Job: Make an exact copy of all the data.

──────── Records provided

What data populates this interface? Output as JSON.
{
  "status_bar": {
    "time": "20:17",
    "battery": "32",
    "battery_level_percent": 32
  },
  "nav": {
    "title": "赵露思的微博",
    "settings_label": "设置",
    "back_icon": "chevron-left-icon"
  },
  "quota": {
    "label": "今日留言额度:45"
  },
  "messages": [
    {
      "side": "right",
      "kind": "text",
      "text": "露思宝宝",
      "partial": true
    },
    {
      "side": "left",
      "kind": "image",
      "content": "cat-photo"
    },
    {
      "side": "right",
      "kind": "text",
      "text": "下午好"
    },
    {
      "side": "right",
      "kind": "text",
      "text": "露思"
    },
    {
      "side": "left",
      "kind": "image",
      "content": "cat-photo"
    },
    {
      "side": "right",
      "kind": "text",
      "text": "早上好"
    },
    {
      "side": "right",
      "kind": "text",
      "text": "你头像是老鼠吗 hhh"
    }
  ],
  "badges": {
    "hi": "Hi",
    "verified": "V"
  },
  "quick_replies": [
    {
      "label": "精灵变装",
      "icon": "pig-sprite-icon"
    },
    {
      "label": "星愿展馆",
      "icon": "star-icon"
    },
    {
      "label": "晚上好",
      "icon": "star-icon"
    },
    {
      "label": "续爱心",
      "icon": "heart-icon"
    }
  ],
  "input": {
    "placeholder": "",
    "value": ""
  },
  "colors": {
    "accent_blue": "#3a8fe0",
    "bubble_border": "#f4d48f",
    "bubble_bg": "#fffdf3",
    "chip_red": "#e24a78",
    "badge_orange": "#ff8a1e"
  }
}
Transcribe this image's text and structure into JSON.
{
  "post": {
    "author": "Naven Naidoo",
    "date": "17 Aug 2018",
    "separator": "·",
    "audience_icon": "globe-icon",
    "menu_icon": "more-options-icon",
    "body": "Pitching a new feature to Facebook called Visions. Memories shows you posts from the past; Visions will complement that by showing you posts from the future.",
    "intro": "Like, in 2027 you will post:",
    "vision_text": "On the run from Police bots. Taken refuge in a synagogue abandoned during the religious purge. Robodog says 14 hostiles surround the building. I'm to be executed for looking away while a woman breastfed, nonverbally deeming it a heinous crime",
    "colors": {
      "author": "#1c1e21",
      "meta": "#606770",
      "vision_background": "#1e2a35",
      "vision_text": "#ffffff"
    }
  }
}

────────────────

Answer to this task:
What data populates this interface? Output as JSON.
{
  "status_bar": {
    "time": "20:17",
    "battery": "32",
    "battery_level_percent": 32
  },
  "nav": {
    "title": "赵露思的微博",
    "settings_label": "设置",
    "back_icon": "chevron-left-icon"
  },
  "quota": {
    "label": "今日留言额度:45"
  },
  "messages": [
    {
      "side": "right",
      "kind": "text",
      "text": "露思宝宝",
      "partial": true
    },
    {
      "side": "left",
      "kind": "image",
      "content": "cat-photo"
    },
    {
      "side": "right",
      "kind": "text",
      "text": "下午好"
    },
    {
      "side": "right",
      "kind": "text",
      "text": "露思"
    },
    {
      "side": "left",
      "kind": "image",
      "content": "cat-photo"
    },
    {
      "side": "right",
      "kind": "text",
      "text": "早上好"
    },
    {
      "side": "right",
      "kind": "text",
      "text": "你头像是老鼠吗 hhh"
    }
  ],
  "badges": {
    "hi": "Hi",
    "verified": "V"
  },
  "quick_replies": [
    {
      "label": "精灵变装",
      "icon": "pig-sprite-icon"
    },
    {
      "label": "星愿展馆",
      "icon": "star-icon"
    },
    {
      "label": "晚上好",
      "icon": "star-icon"
    },
    {
      "label": "续爱心",
      "icon": "heart-icon"
    }
  ],
  "input": {
    "placeholder": "",
    "value": ""
  },
  "colors": {
    "accent_blue": "#3a8fe0",
    "bubble_border": "#f4d48f",
    "bubble_bg": "#fffdf3",
    "chip_red": "#e24a78",
    "badge_orange": "#ff8a1e"
  }
}
Transcribe this image's text and structure into JSON.
{
  "post": {
    "author": "Naven Naidoo",
    "date": "17 Aug 2018",
    "separator": "·",
    "audience_icon": "globe-icon",
    "menu_icon": "more-options-icon",
    "body": "Pitching a new feature to Facebook called Visions. Memories shows you posts from the past; Visions will complement that by showing you posts from the future.",
    "intro": "Like, in 2027 you will post:",
    "vision_text": "On the run from Police bots. Taken refuge in a synagogue abandoned during the religious purge. Robodog says 14 hostiles surround the building. I'm to be executed for looking away while a woman breastfed, nonverbally deeming it a heinous crime",
    "colors": {
      "author": "#1c1e21",
      "meta": "#606770",
      "vision_background": "#1e2a35",
      "vision_text": "#ffffff"
    }
  }
}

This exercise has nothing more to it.